## Task to carry out
Write out every line below that includes the word "Family".

## Data extract
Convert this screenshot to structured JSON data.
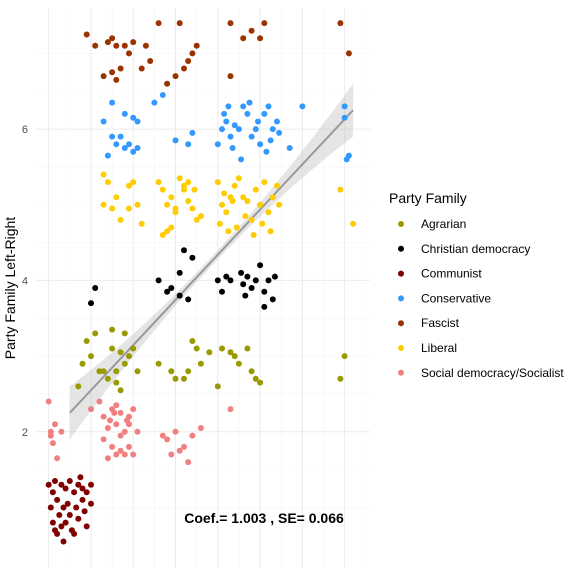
{
  "chart_data": {
    "type": "scatter",
    "title": "",
    "xlabel": "",
    "ylabel": "Party Family Left-Right",
    "ylim": [
      0.2,
      7.6
    ],
    "xlim": [
      -0.3,
      7.6
    ],
    "y_ticks": [
      "2",
      "4",
      "6"
    ],
    "x_ticks": [],
    "grid": true,
    "legend": {
      "title": "Party Family",
      "placement": "right",
      "entries": [
        "Agrarian",
        "Christian democracy",
        "Communist",
        "Conservative",
        "Fascist",
        "Liberal",
        "Social democracy/Socialist"
      ]
    },
    "annotation": "Coef.= 1.003 , SE= 0.066",
    "fit_line": {
      "x": [
        0.5,
        7.2
      ],
      "y": [
        2.25,
        6.25
      ],
      "band_halfwidth_ends": [
        0.35,
        0.35
      ],
      "band_halfwidth_mid": 0.06
    },
    "series": [
      {
        "name": "Agrarian",
        "color": "#999900",
        "points": [
          [
            0.9,
            3.2
          ],
          [
            1.1,
            3.3
          ],
          [
            1.0,
            3.0
          ],
          [
            0.8,
            2.9
          ],
          [
            1.2,
            2.8
          ],
          [
            0.7,
            2.6
          ],
          [
            1.3,
            2.8
          ],
          [
            1.5,
            3.1
          ],
          [
            1.6,
            2.8
          ],
          [
            1.7,
            3.05
          ],
          [
            1.8,
            3.3
          ],
          [
            1.9,
            3.0
          ],
          [
            1.4,
            2.7
          ],
          [
            1.6,
            2.65
          ],
          [
            1.7,
            2.55
          ],
          [
            1.8,
            2.9
          ],
          [
            2.0,
            3.1
          ],
          [
            2.1,
            2.8
          ],
          [
            1.5,
            3.35
          ],
          [
            2.6,
            2.9
          ],
          [
            2.9,
            2.8
          ],
          [
            3.0,
            2.7
          ],
          [
            3.2,
            2.7
          ],
          [
            3.4,
            3.2
          ],
          [
            3.5,
            3.1
          ],
          [
            3.6,
            2.9
          ],
          [
            3.3,
            2.8
          ],
          [
            3.8,
            3.05
          ],
          [
            4.0,
            2.6
          ],
          [
            4.1,
            3.1
          ],
          [
            4.3,
            3.05
          ],
          [
            4.4,
            3.0
          ],
          [
            4.5,
            2.9
          ],
          [
            4.7,
            3.1
          ],
          [
            4.8,
            2.8
          ],
          [
            4.9,
            2.7
          ],
          [
            5.0,
            2.65
          ],
          [
            7.0,
            3.0
          ],
          [
            6.9,
            2.7
          ]
        ]
      },
      {
        "name": "Christian democracy",
        "color": "#000000",
        "points": [
          [
            1.0,
            3.7
          ],
          [
            1.1,
            3.9
          ],
          [
            2.6,
            4.0
          ],
          [
            2.8,
            3.85
          ],
          [
            2.9,
            3.9
          ],
          [
            3.1,
            3.8
          ],
          [
            3.3,
            3.75
          ],
          [
            3.1,
            4.1
          ],
          [
            3.2,
            4.4
          ],
          [
            3.4,
            4.3
          ],
          [
            4.0,
            4.0
          ],
          [
            4.2,
            4.05
          ],
          [
            4.3,
            4.0
          ],
          [
            4.1,
            3.85
          ],
          [
            4.6,
            3.95
          ],
          [
            4.7,
            4.05
          ],
          [
            4.8,
            3.9
          ],
          [
            4.9,
            4.0
          ],
          [
            5.0,
            4.2
          ],
          [
            5.1,
            3.85
          ],
          [
            5.2,
            4.0
          ],
          [
            5.3,
            3.75
          ],
          [
            5.1,
            3.65
          ],
          [
            5.35,
            4.05
          ],
          [
            4.65,
            3.8
          ],
          [
            4.55,
            4.1
          ]
        ]
      },
      {
        "name": "Communist",
        "color": "#800000",
        "points": [
          [
            0.0,
            1.3
          ],
          [
            0.05,
            1.0
          ],
          [
            0.1,
            0.8
          ],
          [
            0.1,
            1.2
          ],
          [
            0.15,
            0.7
          ],
          [
            0.2,
            1.1
          ],
          [
            0.25,
            0.9
          ],
          [
            0.3,
            1.3
          ],
          [
            0.3,
            0.75
          ],
          [
            0.35,
            1.0
          ],
          [
            0.4,
            1.25
          ],
          [
            0.4,
            0.8
          ],
          [
            0.45,
            1.05
          ],
          [
            0.5,
            1.35
          ],
          [
            0.5,
            0.9
          ],
          [
            0.55,
            0.7
          ],
          [
            0.6,
            1.2
          ],
          [
            0.65,
            1.0
          ],
          [
            0.7,
            1.3
          ],
          [
            0.7,
            0.85
          ],
          [
            0.75,
            1.4
          ],
          [
            0.8,
            1.1
          ],
          [
            0.85,
            0.95
          ],
          [
            0.9,
            1.2
          ],
          [
            0.9,
            0.75
          ],
          [
            1.0,
            1.3
          ],
          [
            1.0,
            1.05
          ],
          [
            0.2,
            0.65
          ],
          [
            0.35,
            0.55
          ],
          [
            0.6,
            0.65
          ],
          [
            0.15,
            1.35
          ],
          [
            0.8,
            1.25
          ]
        ]
      },
      {
        "name": "Conservative",
        "color": "#3399ff",
        "points": [
          [
            1.3,
            6.1
          ],
          [
            1.5,
            5.9
          ],
          [
            1.4,
            5.65
          ],
          [
            1.6,
            5.8
          ],
          [
            1.7,
            5.9
          ],
          [
            1.8,
            5.75
          ],
          [
            1.9,
            5.8
          ],
          [
            2.0,
            5.7
          ],
          [
            2.1,
            5.75
          ],
          [
            1.8,
            6.2
          ],
          [
            2.0,
            6.15
          ],
          [
            1.5,
            6.35
          ],
          [
            2.1,
            6.1
          ],
          [
            2.5,
            6.35
          ],
          [
            2.7,
            6.45
          ],
          [
            3.3,
            5.8
          ],
          [
            3.4,
            5.95
          ],
          [
            3.0,
            5.85
          ],
          [
            4.0,
            5.8
          ],
          [
            4.1,
            6.0
          ],
          [
            4.2,
            6.1
          ],
          [
            4.3,
            5.9
          ],
          [
            4.4,
            6.05
          ],
          [
            4.5,
            6.0
          ],
          [
            4.6,
            6.3
          ],
          [
            4.7,
            6.2
          ],
          [
            4.8,
            5.9
          ],
          [
            4.9,
            6.0
          ],
          [
            5.0,
            5.8
          ],
          [
            5.1,
            6.2
          ],
          [
            5.2,
            6.3
          ],
          [
            5.3,
            6.0
          ],
          [
            5.4,
            6.1
          ],
          [
            4.25,
            6.3
          ],
          [
            4.35,
            5.75
          ],
          [
            4.55,
            5.6
          ],
          [
            4.75,
            6.35
          ],
          [
            4.95,
            6.1
          ],
          [
            5.15,
            5.7
          ],
          [
            5.25,
            5.85
          ],
          [
            5.45,
            5.95
          ],
          [
            6.0,
            6.3
          ],
          [
            5.7,
            5.75
          ],
          [
            7.0,
            6.3
          ],
          [
            7.0,
            6.15
          ],
          [
            7.1,
            5.65
          ],
          [
            7.05,
            5.6
          ],
          [
            4.15,
            6.2
          ]
        ]
      },
      {
        "name": "Fascist",
        "color": "#993300",
        "points": [
          [
            0.9,
            7.25
          ],
          [
            1.1,
            7.1
          ],
          [
            1.4,
            7.15
          ],
          [
            1.6,
            7.1
          ],
          [
            1.8,
            7.1
          ],
          [
            2.0,
            7.15
          ],
          [
            2.3,
            7.1
          ],
          [
            2.6,
            7.4
          ],
          [
            3.1,
            7.4
          ],
          [
            3.5,
            7.1
          ],
          [
            1.5,
            7.2
          ],
          [
            1.9,
            7.0
          ],
          [
            1.7,
            6.8
          ],
          [
            2.2,
            6.8
          ],
          [
            2.4,
            6.9
          ],
          [
            3.3,
            6.9
          ],
          [
            3.4,
            7.0
          ],
          [
            3.2,
            6.8
          ],
          [
            3.0,
            6.7
          ],
          [
            2.8,
            6.6
          ],
          [
            1.3,
            6.7
          ],
          [
            1.5,
            6.75
          ],
          [
            1.6,
            6.65
          ],
          [
            4.3,
            7.4
          ],
          [
            4.6,
            7.2
          ],
          [
            4.8,
            7.3
          ],
          [
            5.0,
            7.2
          ],
          [
            5.1,
            7.4
          ],
          [
            4.3,
            6.7
          ],
          [
            6.9,
            7.4
          ],
          [
            7.1,
            7.0
          ]
        ]
      },
      {
        "name": "Liberal",
        "color": "#ffcc00",
        "points": [
          [
            1.3,
            5.4
          ],
          [
            1.4,
            5.3
          ],
          [
            1.3,
            5.0
          ],
          [
            1.5,
            4.95
          ],
          [
            1.6,
            5.1
          ],
          [
            1.9,
            5.25
          ],
          [
            2.0,
            5.3
          ],
          [
            2.1,
            5.0
          ],
          [
            1.9,
            4.95
          ],
          [
            1.7,
            4.8
          ],
          [
            2.2,
            4.75
          ],
          [
            2.6,
            5.3
          ],
          [
            2.7,
            5.2
          ],
          [
            2.8,
            5.0
          ],
          [
            2.9,
            5.1
          ],
          [
            3.0,
            4.9
          ],
          [
            3.1,
            5.35
          ],
          [
            3.2,
            5.25
          ],
          [
            3.3,
            5.05
          ],
          [
            3.4,
            4.95
          ],
          [
            3.5,
            4.8
          ],
          [
            3.6,
            4.85
          ],
          [
            2.7,
            4.6
          ],
          [
            2.8,
            4.65
          ],
          [
            2.9,
            4.7
          ],
          [
            3.0,
            4.95
          ],
          [
            3.2,
            5.2
          ],
          [
            3.3,
            5.3
          ],
          [
            4.0,
            5.3
          ],
          [
            4.1,
            5.0
          ],
          [
            4.2,
            4.9
          ],
          [
            4.3,
            5.1
          ],
          [
            4.4,
            5.25
          ],
          [
            4.5,
            5.35
          ],
          [
            4.6,
            5.1
          ],
          [
            4.7,
            5.05
          ],
          [
            4.8,
            4.8
          ],
          [
            4.9,
            5.2
          ],
          [
            5.0,
            5.0
          ],
          [
            5.1,
            5.3
          ],
          [
            5.2,
            4.9
          ],
          [
            5.3,
            5.1
          ],
          [
            5.4,
            5.25
          ],
          [
            4.05,
            4.75
          ],
          [
            4.25,
            4.65
          ],
          [
            4.45,
            4.7
          ],
          [
            4.65,
            4.85
          ],
          [
            4.85,
            4.6
          ],
          [
            5.05,
            4.75
          ],
          [
            5.25,
            4.65
          ],
          [
            5.45,
            5.0
          ],
          [
            4.15,
            5.15
          ],
          [
            4.35,
            5.05
          ],
          [
            6.9,
            5.2
          ],
          [
            7.2,
            4.75
          ],
          [
            3.45,
            5.2
          ]
        ]
      },
      {
        "name": "Social democracy/Socialist",
        "color": "#f08080",
        "points": [
          [
            0.0,
            2.4
          ],
          [
            0.05,
            2.0
          ],
          [
            0.1,
            1.85
          ],
          [
            0.15,
            2.1
          ],
          [
            0.2,
            1.65
          ],
          [
            0.3,
            2.0
          ],
          [
            0.05,
            1.95
          ],
          [
            1.0,
            2.3
          ],
          [
            1.2,
            2.4
          ],
          [
            1.3,
            2.2
          ],
          [
            1.4,
            2.05
          ],
          [
            1.5,
            2.3
          ],
          [
            1.6,
            2.1
          ],
          [
            1.7,
            2.25
          ],
          [
            1.8,
            2.0
          ],
          [
            1.9,
            2.2
          ],
          [
            2.0,
            2.3
          ],
          [
            2.1,
            2.0
          ],
          [
            1.3,
            1.9
          ],
          [
            1.5,
            1.8
          ],
          [
            1.6,
            1.7
          ],
          [
            1.7,
            1.75
          ],
          [
            1.8,
            1.7
          ],
          [
            1.9,
            1.8
          ],
          [
            1.4,
            1.65
          ],
          [
            2.0,
            1.7
          ],
          [
            1.9,
            2.1
          ],
          [
            1.6,
            2.35
          ],
          [
            1.7,
            1.95
          ],
          [
            1.45,
            2.15
          ],
          [
            2.8,
            1.9
          ],
          [
            2.9,
            1.7
          ],
          [
            3.0,
            2.0
          ],
          [
            3.2,
            1.8
          ],
          [
            3.3,
            1.6
          ],
          [
            3.4,
            1.95
          ],
          [
            3.6,
            2.05
          ],
          [
            2.7,
            1.95
          ],
          [
            3.1,
            1.75
          ],
          [
            4.3,
            2.3
          ],
          [
            1.55,
            2.25
          ],
          [
            1.85,
            2.15
          ]
        ]
      }
    ]
  }
}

## Output of the exercise
    "ylabel": "Party Family Left-Right",
      "title": "Party Family",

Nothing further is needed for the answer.